Data records
>> start

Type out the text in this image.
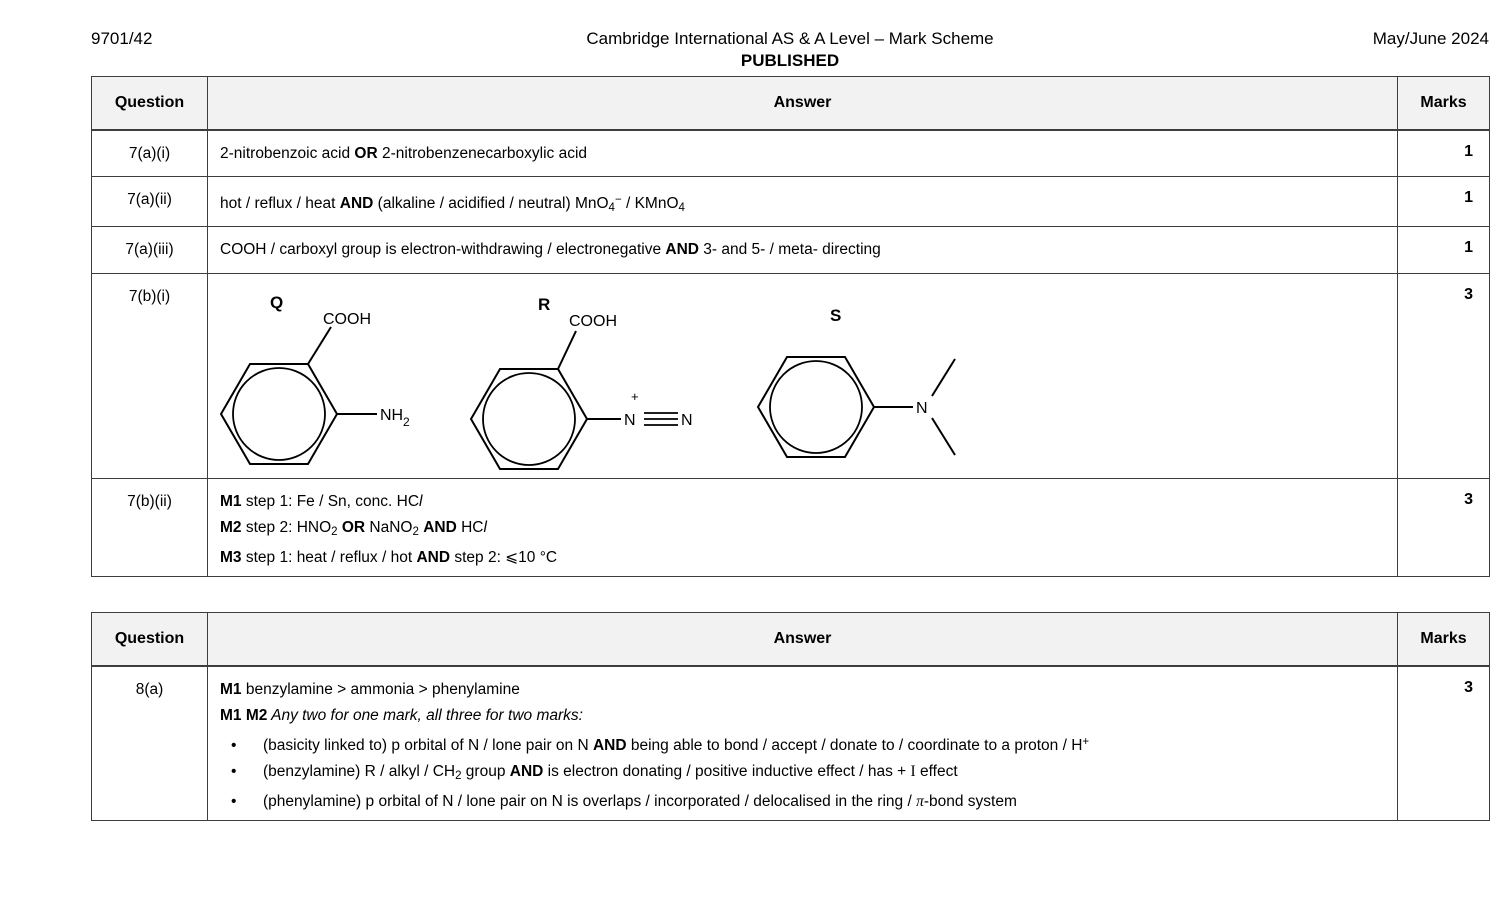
9701/42	Cambridge International AS & A Level – Mark Scheme	May/June 2024
PUBLISHED
Question	Answer	Marks
7(a)(i)	2-nitrobenzoic acid OR 2-nitrobenzenecarboxylic acid	1
7(a)(ii)	hot / reflux / heat AND (alkaline / acidified / neutral) MnO4− / KMnO4	1
7(a)(iii)	COOH / carboxyl group is electron-withdrawing / electronegative AND 3- and 5- / meta- directing	1
7(b)(i)	Q
COOH
NH 2
R
COOH
N
+
N
S
N
	3
7(b)(ii)	M1 step 1: Fe / Sn, conc. HCl
M2 step 2: HNO2 OR NaNO2 AND HCl
M3 step 1: heat / reflux / hot AND step 2: ⩽10 °C	3
Question	Answer	Marks
8(a)	M1 benzylamine > ammonia > phenylamine
M1 M2 Any two for one mark, all three for two marks:
• (basicity linked to) p orbital of N / lone pair on N AND being able to bond / accept / donate to / coordinate to a proton / H+
• (benzylamine) R / alkyl / CH2 group AND is electron donating / positive inductive effect / has + I effect
• (phenylamine) p orbital of N / lone pair on N is overlaps / incorporated / delocalised in the ring / π-bond system	3
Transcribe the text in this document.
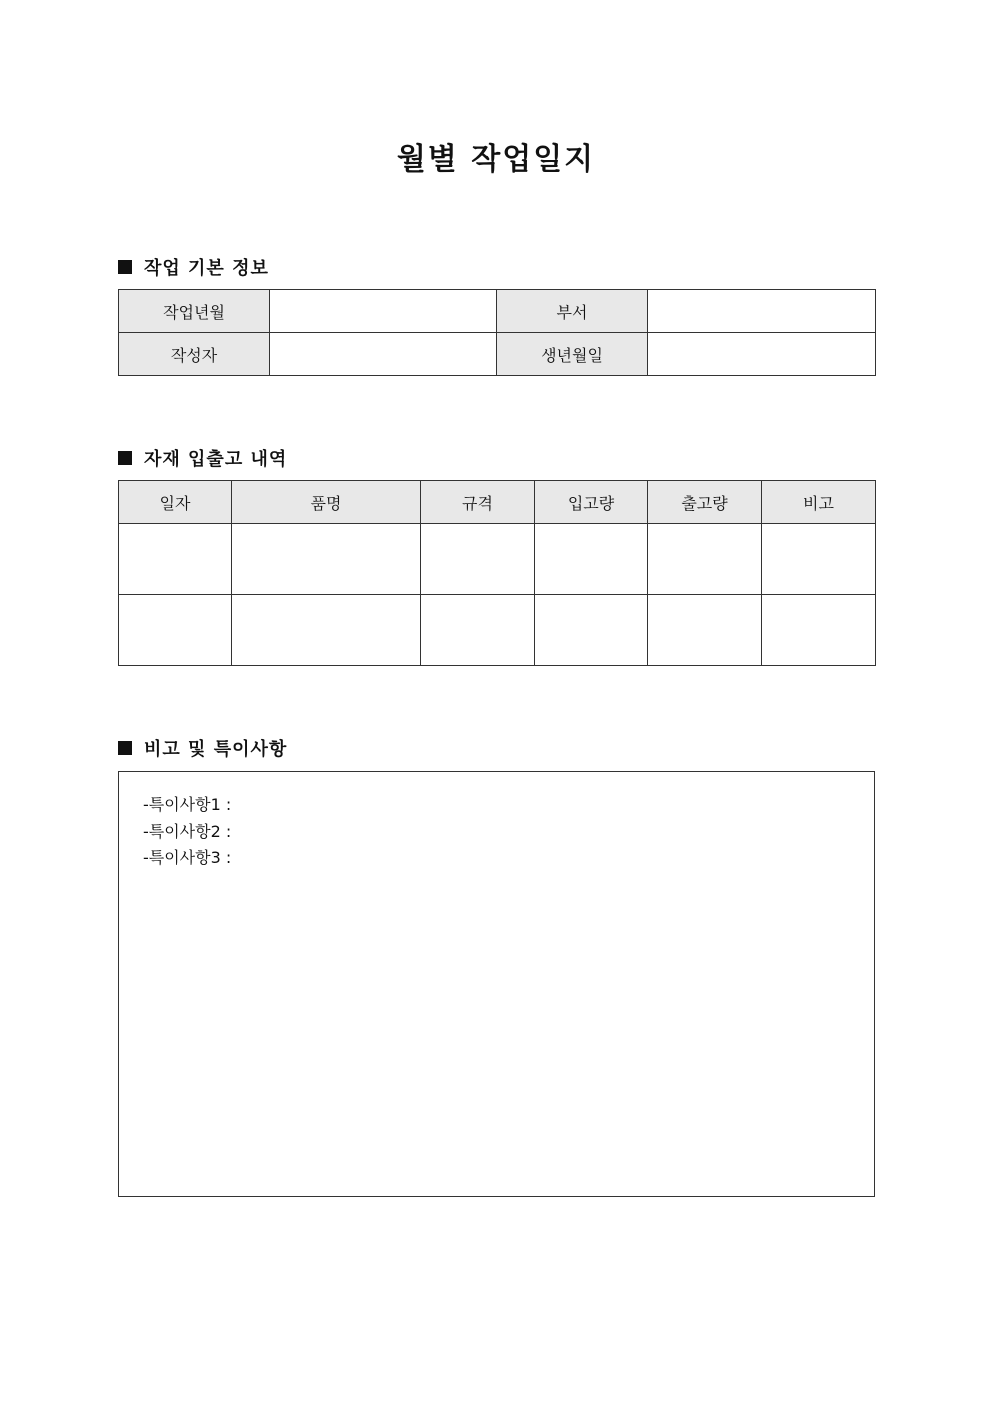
월별 작업일지
작업 기본 정보
작업년월		부서	
작성자		생년월일	
자재 입출고 내역
일자	품명	규격	입고량	출고량	비고

비고 및 특이사항
-특이사항1 :
-특이사항2 :
-특이사항3 :
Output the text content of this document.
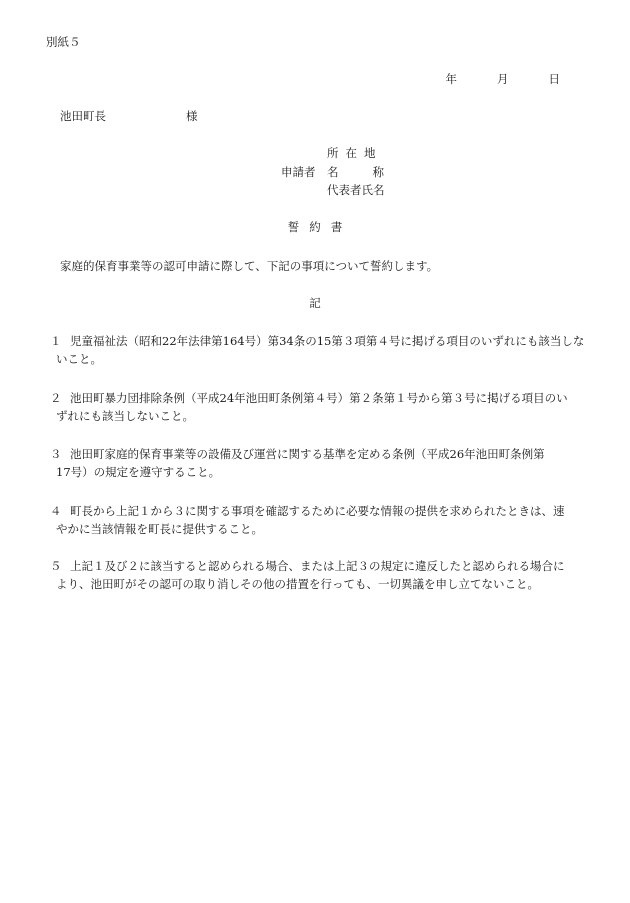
別紙５
年	月	日
池田町長	様
申請者
所在地
名	称
代表者氏名
誓約書
家庭的保育事業等の認可申請に際して、下記の事項について誓約します。
記
１ 児童福祉法（昭和22年法律第164号）第34条の15第３項第４号に掲げる項目のいずれにも該当しな
いこと。
２ 池田町暴力団排除条例（平成24年池田町条例第４号）第２条第１号から第３号に掲げる項目のい
ずれにも該当しないこと。
３ 池田町家庭的保育事業等の設備及び運営に関する基準を定める条例（平成26年池田町条例第
17号）の規定を遵守すること。
４ 町長から上記１から３に関する事項を確認するために必要な情報の提供を求められたときは、速
やかに当該情報を町長に提供すること。
５ 上記１及び２に該当すると認められる場合、または上記３の規定に違反したと認められる場合に
より、池田町がその認可の取り消しその他の措置を行っても、一切異議を申し立てないこと。
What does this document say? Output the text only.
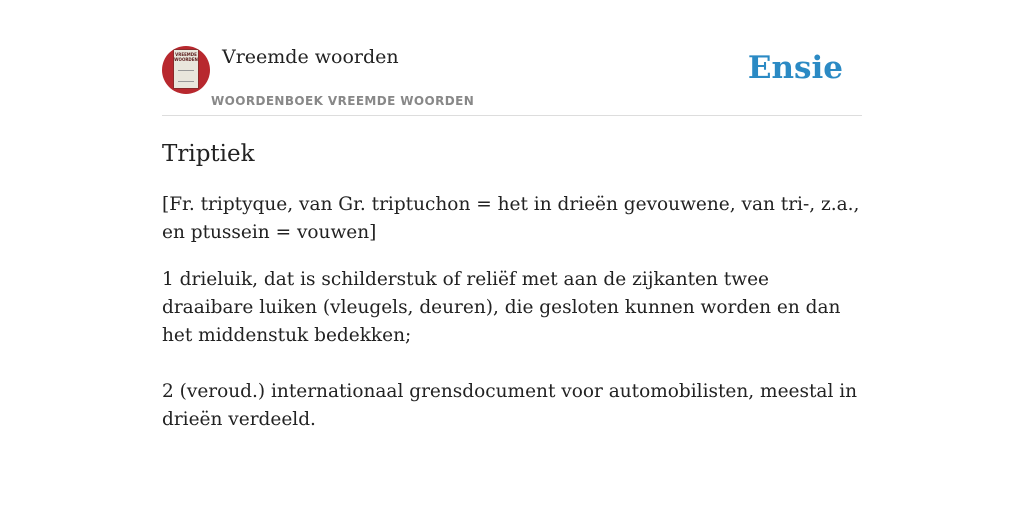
VREEMDE WOORDEN Vreemde woorden
WOORDENBOEK VREEMDE WOORDEN
Ensie
Triptiek

[Fr. triptyque, van Gr. triptuchon = het in drieën gevouwene, van tri-, z.a., en ptussein = vouwen]

1 drieluik, dat is schilderstuk of reliëf met aan de zijkanten twee draaibare luiken (vleugels, deuren), die gesloten kunnen worden en dan het middenstuk bedekken;

2 (veroud.) internationaal grensdocument voor automobilisten, meestal in drieën verdeeld.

>> end

## WHAT IS ASKED
Repeat all of the entries word for word, but omit the pictures.

## ANSWER FOR THIS EXERCISE
Type out the text in this image.
9701/42	Cambridge International AS & A Level – Mark Scheme	May/June 2024
PUBLISHED
Question	Answer	Marks
7(a)(i)	2-nitrobenzoic acid OR 2-nitrobenzenecarboxylic acid	1
7(a)(ii)	hot / reflux / heat AND (alkaline / acidified / neutral) MnO4− / KMnO4	1
7(a)(iii)	COOH / carboxyl group is electron-withdrawing / electronegative AND 3- and 5- / meta- directing	1
7(b)(i)	Q
COOH
NH 2
R
COOH
N
+
N
S
N
	3
7(b)(ii)	M1 step 1: Fe / Sn, conc. HCl
M2 step 2: HNO2 OR NaNO2 AND HCl
M3 step 1: heat / reflux / hot AND step 2: ⩽10 °C	3
Question	Answer	Marks
8(a)	M1 benzylamine > ammonia > phenylamine
M1 M2 Any two for one mark, all three for two marks:
• (basicity linked to) p orbital of N / lone pair on N AND being able to bond / accept / donate to / coordinate to a proton / H+
• (benzylamine) R / alkyl / CH2 group AND is electron donating / positive inductive effect / has + I effect
• (phenylamine) p orbital of N / lone pair on N is overlaps / incorporated / delocalised in the ring / π-bond system	3
Transcribe the text in this document.
월별 작업일지
작업 기본 정보
작업년월		부서	
작성자		생년월일	
자재 입출고 내역
일자	품명	규격	입고량	출고량	비고

비고 및 특이사항
-특이사항1 :
-특이사항2 :
-특이사항3 :
Output the text content of this document.
別紙５
年	月	日
池田町長	様
申請者
所在地
名	称
代表者氏名
誓約書
家庭的保育事業等の認可申請に際して、下記の事項について誓約します。
記
１ 児童福祉法（昭和22年法律第164号）第34条の15第３項第４号に掲げる項目のいずれにも該当しな
いこと。
２ 池田町暴力団排除条例（平成24年池田町条例第４号）第２条第１号から第３号に掲げる項目のい
ずれにも該当しないこと。
３ 池田町家庭的保育事業等の設備及び運営に関する基準を定める条例（平成26年池田町条例第
17号）の規定を遵守すること。
４ 町長から上記１から３に関する事項を確認するために必要な情報の提供を求められたときは、速
やかに当該情報を町長に提供すること。
５ 上記１及び２に該当すると認められる場合、または上記３の規定に違反したと認められる場合に
より、池田町がその認可の取り消しその他の措置を行っても、一切異議を申し立てないこと。
What does this document say? Output the text only.
VREEMDE WOORDEN Vreemde woorden
WOORDENBOEK VREEMDE WOORDEN
Ensie
Triptiek

[Fr. triptyque, van Gr. triptuchon = het in drieën gevouwene, van tri-, z.a., en ptussein = vouwen]

1 drieluik, dat is schilderstuk of reliëf met aan de zijkanten twee draaibare luiken (vleugels, deuren), die gesloten kunnen worden en dan het middenstuk bedekken;

2 (veroud.) internationaal grensdocument voor automobilisten, meestal in drieën verdeeld.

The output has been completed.